[Data excerpts]
☆ ☆ ☆
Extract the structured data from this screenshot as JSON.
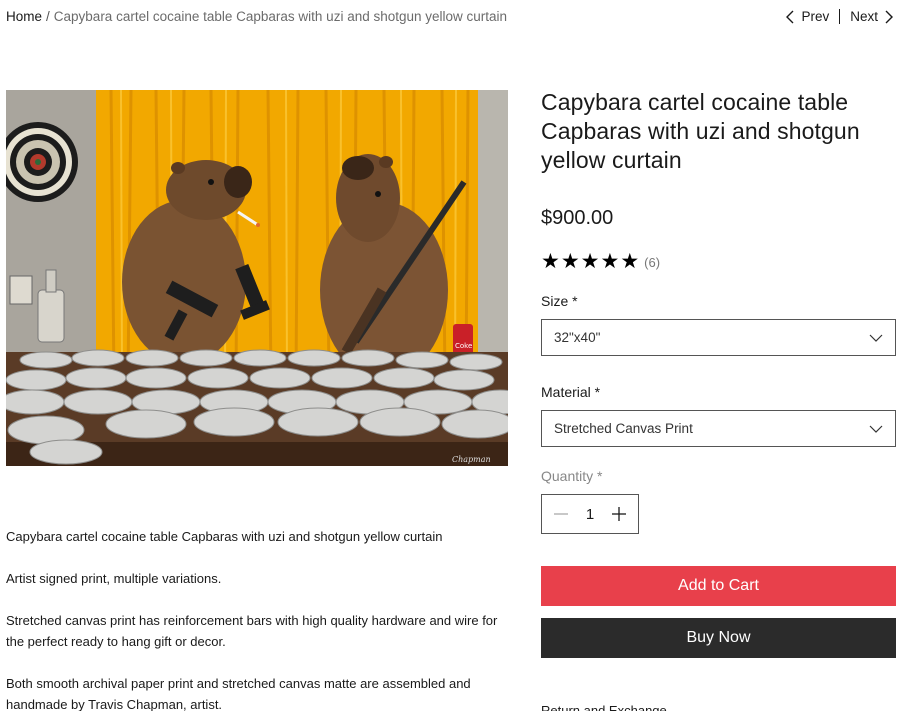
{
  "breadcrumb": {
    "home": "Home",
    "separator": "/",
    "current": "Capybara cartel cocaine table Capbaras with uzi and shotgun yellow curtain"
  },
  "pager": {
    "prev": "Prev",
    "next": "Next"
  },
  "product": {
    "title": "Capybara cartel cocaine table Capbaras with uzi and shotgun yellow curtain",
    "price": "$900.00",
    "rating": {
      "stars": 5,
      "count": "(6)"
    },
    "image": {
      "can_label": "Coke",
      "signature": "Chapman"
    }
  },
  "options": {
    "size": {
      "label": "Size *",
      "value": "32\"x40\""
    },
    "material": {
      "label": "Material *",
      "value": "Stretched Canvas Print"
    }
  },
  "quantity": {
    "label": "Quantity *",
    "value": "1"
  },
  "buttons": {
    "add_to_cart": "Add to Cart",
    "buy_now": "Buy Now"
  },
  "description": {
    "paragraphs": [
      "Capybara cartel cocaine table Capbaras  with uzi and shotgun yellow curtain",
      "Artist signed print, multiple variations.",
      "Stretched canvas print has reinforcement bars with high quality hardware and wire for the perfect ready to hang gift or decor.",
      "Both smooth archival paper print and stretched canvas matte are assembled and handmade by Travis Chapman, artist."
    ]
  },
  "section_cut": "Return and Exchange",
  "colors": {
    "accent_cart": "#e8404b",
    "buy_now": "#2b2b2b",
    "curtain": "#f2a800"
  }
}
☆ ☆ ☆
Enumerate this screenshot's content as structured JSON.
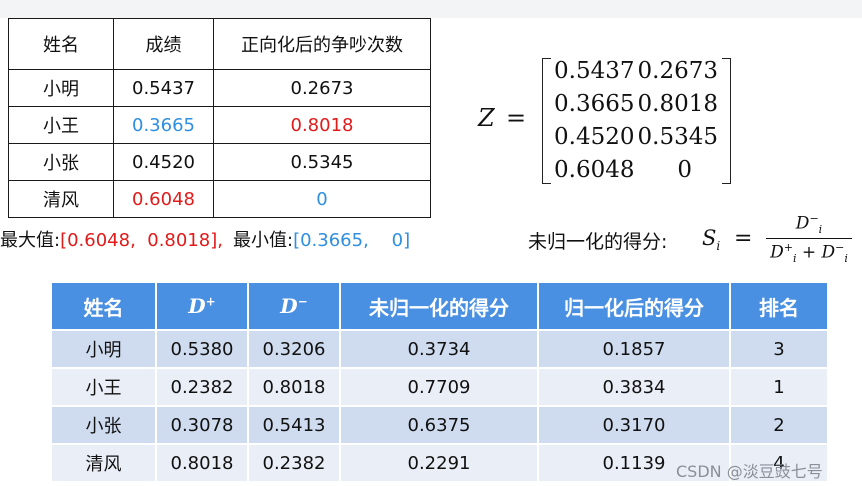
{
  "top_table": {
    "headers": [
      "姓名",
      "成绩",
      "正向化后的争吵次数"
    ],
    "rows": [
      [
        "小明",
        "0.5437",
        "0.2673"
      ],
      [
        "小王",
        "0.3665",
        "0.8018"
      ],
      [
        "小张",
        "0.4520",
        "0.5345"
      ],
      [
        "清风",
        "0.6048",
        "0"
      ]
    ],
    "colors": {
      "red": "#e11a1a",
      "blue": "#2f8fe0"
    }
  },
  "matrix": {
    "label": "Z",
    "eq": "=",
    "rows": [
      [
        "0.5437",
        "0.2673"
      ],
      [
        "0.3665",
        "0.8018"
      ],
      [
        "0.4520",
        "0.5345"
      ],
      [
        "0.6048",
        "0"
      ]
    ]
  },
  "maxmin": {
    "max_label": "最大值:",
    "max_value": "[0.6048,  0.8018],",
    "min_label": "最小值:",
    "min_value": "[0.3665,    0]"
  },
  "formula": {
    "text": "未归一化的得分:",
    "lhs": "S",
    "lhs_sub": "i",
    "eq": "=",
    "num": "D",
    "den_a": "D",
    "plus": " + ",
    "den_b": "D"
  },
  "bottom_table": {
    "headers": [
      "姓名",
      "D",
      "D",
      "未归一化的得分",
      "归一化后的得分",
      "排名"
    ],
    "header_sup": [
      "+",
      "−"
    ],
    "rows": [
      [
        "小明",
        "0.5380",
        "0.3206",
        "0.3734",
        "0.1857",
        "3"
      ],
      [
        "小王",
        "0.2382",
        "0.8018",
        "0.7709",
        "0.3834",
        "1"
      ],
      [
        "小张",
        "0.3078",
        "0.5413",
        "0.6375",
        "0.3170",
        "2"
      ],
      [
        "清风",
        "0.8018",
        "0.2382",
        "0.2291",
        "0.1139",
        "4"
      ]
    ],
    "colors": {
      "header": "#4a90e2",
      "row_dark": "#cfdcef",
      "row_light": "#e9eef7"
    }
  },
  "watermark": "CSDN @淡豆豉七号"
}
☆ ☆ ☆
▸ **GIVEN PROBLEM**
Copy every line of the records above that holds the word "with".

▸ **RESULT**
    "current": "Capybara cartel cocaine table Capbaras with uzi and shotgun yellow curtain"
    "title": "Capybara cartel cocaine table Capbaras with uzi and shotgun yellow curtain",
      "Capybara cartel cocaine table Capbaras  with uzi and shotgun yellow curtain",
      "Stretched canvas print has reinforcement bars with high quality hardware and wire for the perfect ready to hang gift or decor.",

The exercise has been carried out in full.